▶ What is required: Set down the material once more, exactly as it appears.

Saved data entries:
---
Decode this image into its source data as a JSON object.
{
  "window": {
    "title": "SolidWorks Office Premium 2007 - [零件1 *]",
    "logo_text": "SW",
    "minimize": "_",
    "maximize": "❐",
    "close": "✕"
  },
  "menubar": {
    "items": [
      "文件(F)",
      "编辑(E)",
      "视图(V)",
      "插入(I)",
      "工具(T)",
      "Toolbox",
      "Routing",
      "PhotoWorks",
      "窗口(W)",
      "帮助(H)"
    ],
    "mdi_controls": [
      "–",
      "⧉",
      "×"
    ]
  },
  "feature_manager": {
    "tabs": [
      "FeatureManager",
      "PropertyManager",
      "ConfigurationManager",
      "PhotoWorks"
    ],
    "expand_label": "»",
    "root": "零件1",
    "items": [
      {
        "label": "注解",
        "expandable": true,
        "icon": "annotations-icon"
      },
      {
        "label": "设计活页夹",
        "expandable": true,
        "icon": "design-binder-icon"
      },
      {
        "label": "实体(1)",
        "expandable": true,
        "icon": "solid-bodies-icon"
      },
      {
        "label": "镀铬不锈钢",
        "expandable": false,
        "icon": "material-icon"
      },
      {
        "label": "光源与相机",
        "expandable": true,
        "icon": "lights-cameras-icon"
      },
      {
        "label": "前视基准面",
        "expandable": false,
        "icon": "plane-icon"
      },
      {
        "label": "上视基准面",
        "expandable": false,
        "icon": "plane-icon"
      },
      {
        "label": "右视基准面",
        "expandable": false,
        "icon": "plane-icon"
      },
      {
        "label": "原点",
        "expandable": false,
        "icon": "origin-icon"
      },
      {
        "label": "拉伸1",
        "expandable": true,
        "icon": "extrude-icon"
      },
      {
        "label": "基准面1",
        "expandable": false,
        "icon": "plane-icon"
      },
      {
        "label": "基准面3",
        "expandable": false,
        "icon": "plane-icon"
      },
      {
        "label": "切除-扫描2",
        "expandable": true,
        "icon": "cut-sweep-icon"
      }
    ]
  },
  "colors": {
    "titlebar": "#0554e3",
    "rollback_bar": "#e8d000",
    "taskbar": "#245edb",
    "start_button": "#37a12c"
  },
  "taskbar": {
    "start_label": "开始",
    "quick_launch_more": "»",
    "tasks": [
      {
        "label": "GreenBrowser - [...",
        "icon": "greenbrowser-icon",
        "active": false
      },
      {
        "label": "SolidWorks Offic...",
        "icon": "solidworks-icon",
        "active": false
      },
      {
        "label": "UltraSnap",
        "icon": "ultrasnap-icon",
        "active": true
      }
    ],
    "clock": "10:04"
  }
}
---
▶ Worked solution:
Decode this image into its source data as a JSON object.
{
  "window": {
    "title": "SolidWorks Office Premium 2007 - [零件1 *]",
    "logo_text": "SW",
    "minimize": "_",
    "maximize": "❐",
    "close": "✕"
  },
  "menubar": {
    "items": [
      "文件(F)",
      "编辑(E)",
      "视图(V)",
      "插入(I)",
      "工具(T)",
      "Toolbox",
      "Routing",
      "PhotoWorks",
      "窗口(W)",
      "帮助(H)"
    ],
    "mdi_controls": [
      "–",
      "⧉",
      "×"
    ]
  },
  "feature_manager": {
    "tabs": [
      "FeatureManager",
      "PropertyManager",
      "ConfigurationManager",
      "PhotoWorks"
    ],
    "expand_label": "»",
    "root": "零件1",
    "items": [
      {
        "label": "注解",
        "expandable": true,
        "icon": "annotations-icon"
      },
      {
        "label": "设计活页夹",
        "expandable": true,
        "icon": "design-binder-icon"
      },
      {
        "label": "实体(1)",
        "expandable": true,
        "icon": "solid-bodies-icon"
      },
      {
        "label": "镀铬不锈钢",
        "expandable": false,
        "icon": "material-icon"
      },
      {
        "label": "光源与相机",
        "expandable": true,
        "icon": "lights-cameras-icon"
      },
      {
        "label": "前视基准面",
        "expandable": false,
        "icon": "plane-icon"
      },
      {
        "label": "上视基准面",
        "expandable": false,
        "icon": "plane-icon"
      },
      {
        "label": "右视基准面",
        "expandable": false,
        "icon": "plane-icon"
      },
      {
        "label": "原点",
        "expandable": false,
        "icon": "origin-icon"
      },
      {
        "label": "拉伸1",
        "expandable": true,
        "icon": "extrude-icon"
      },
      {
        "label": "基准面1",
        "expandable": false,
        "icon": "plane-icon"
      },
      {
        "label": "基准面3",
        "expandable": false,
        "icon": "plane-icon"
      },
      {
        "label": "切除-扫描2",
        "expandable": true,
        "icon": "cut-sweep-icon"
      }
    ]
  },
  "colors": {
    "titlebar": "#0554e3",
    "rollback_bar": "#e8d000",
    "taskbar": "#245edb",
    "start_button": "#37a12c"
  },
  "taskbar": {
    "start_label": "开始",
    "quick_launch_more": "»",
    "tasks": [
      {
        "label": "GreenBrowser - [...",
        "icon": "greenbrowser-icon",
        "active": false
      },
      {
        "label": "SolidWorks Offic...",
        "icon": "solidworks-icon",
        "active": false
      },
      {
        "label": "UltraSnap",
        "icon": "ultrasnap-icon",
        "active": true
      }
    ],
    "clock": "10:04"
  }
}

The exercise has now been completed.